* What this task involves *
Keep the pictures out and restate every record exactly.

-- Begin --

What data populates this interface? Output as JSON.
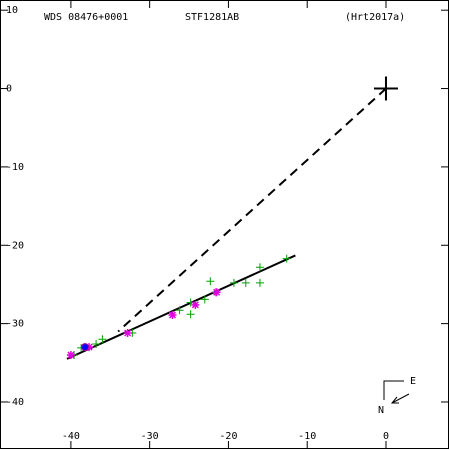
{
  "chart_data": {
    "type": "scatter",
    "annotations": [
      "WDS 08476+0001",
      "STF1281AB",
      "(Hrt2017a)"
    ],
    "compass": {
      "east": "E",
      "north": "N"
    },
    "xlim": [
      -49.0,
      8.0
    ],
    "ylim": [
      -46.0,
      11.3
    ],
    "xticks": [
      -40,
      -30,
      -20,
      -10,
      0
    ],
    "yticks": [
      10,
      0,
      -10,
      -20,
      -30,
      -40
    ],
    "lines": [
      {
        "style": "dashed",
        "color": "#000000",
        "x": [
          0,
          -34
        ],
        "y": [
          0,
          -31
        ]
      },
      {
        "style": "solid",
        "color": "#000000",
        "x": [
          -40.5,
          -11.5
        ],
        "y": [
          -34.5,
          -21.3
        ]
      }
    ],
    "series": [
      {
        "marker": "plus",
        "color": "#00a000",
        "x": [
          -12.6,
          -16.0,
          -16.0,
          -17.8,
          -19.3,
          -22.3,
          -21.6,
          -23.0,
          -24.8,
          -24.8,
          -26.2,
          -32.2,
          -36.0,
          -36.8,
          -38.7,
          -39.6
        ],
        "y": [
          -21.7,
          -22.8,
          -24.8,
          -24.8,
          -24.8,
          -24.6,
          -26.0,
          -26.9,
          -27.3,
          -28.8,
          -28.3,
          -31.2,
          -32.0,
          -32.6,
          -33.1,
          -34.0
        ]
      },
      {
        "marker": "star",
        "color": "#e000e0",
        "x": [
          -21.5,
          -24.2,
          -27.1,
          -32.8,
          -37.7,
          -40.0
        ],
        "y": [
          -26.0,
          -27.6,
          -28.9,
          -31.2,
          -33.0,
          -34.0
        ]
      },
      {
        "marker": "circle",
        "color": "#0000ff",
        "x": [
          -38.2
        ],
        "y": [
          -33.0
        ]
      },
      {
        "marker": "cross",
        "color": "#000000",
        "x": [
          0
        ],
        "y": [
          0
        ]
      }
    ]
  }
}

-- End --

* The solution *
What data populates this interface? Output as JSON.
{
  "chart_data": {
    "type": "scatter",
    "annotations": [
      "WDS 08476+0001",
      "STF1281AB",
      "(Hrt2017a)"
    ],
    "compass": {
      "east": "E",
      "north": "N"
    },
    "xlim": [
      -49.0,
      8.0
    ],
    "ylim": [
      -46.0,
      11.3
    ],
    "xticks": [
      -40,
      -30,
      -20,
      -10,
      0
    ],
    "yticks": [
      10,
      0,
      -10,
      -20,
      -30,
      -40
    ],
    "lines": [
      {
        "style": "dashed",
        "color": "#000000",
        "x": [
          0,
          -34
        ],
        "y": [
          0,
          -31
        ]
      },
      {
        "style": "solid",
        "color": "#000000",
        "x": [
          -40.5,
          -11.5
        ],
        "y": [
          -34.5,
          -21.3
        ]
      }
    ],
    "series": [
      {
        "marker": "plus",
        "color": "#00a000",
        "x": [
          -12.6,
          -16.0,
          -16.0,
          -17.8,
          -19.3,
          -22.3,
          -21.6,
          -23.0,
          -24.8,
          -24.8,
          -26.2,
          -32.2,
          -36.0,
          -36.8,
          -38.7,
          -39.6
        ],
        "y": [
          -21.7,
          -22.8,
          -24.8,
          -24.8,
          -24.8,
          -24.6,
          -26.0,
          -26.9,
          -27.3,
          -28.8,
          -28.3,
          -31.2,
          -32.0,
          -32.6,
          -33.1,
          -34.0
        ]
      },
      {
        "marker": "star",
        "color": "#e000e0",
        "x": [
          -21.5,
          -24.2,
          -27.1,
          -32.8,
          -37.7,
          -40.0
        ],
        "y": [
          -26.0,
          -27.6,
          -28.9,
          -31.2,
          -33.0,
          -34.0
        ]
      },
      {
        "marker": "circle",
        "color": "#0000ff",
        "x": [
          -38.2
        ],
        "y": [
          -33.0
        ]
      },
      {
        "marker": "cross",
        "color": "#000000",
        "x": [
          0
        ],
        "y": [
          0
        ]
      }
    ]
  }
}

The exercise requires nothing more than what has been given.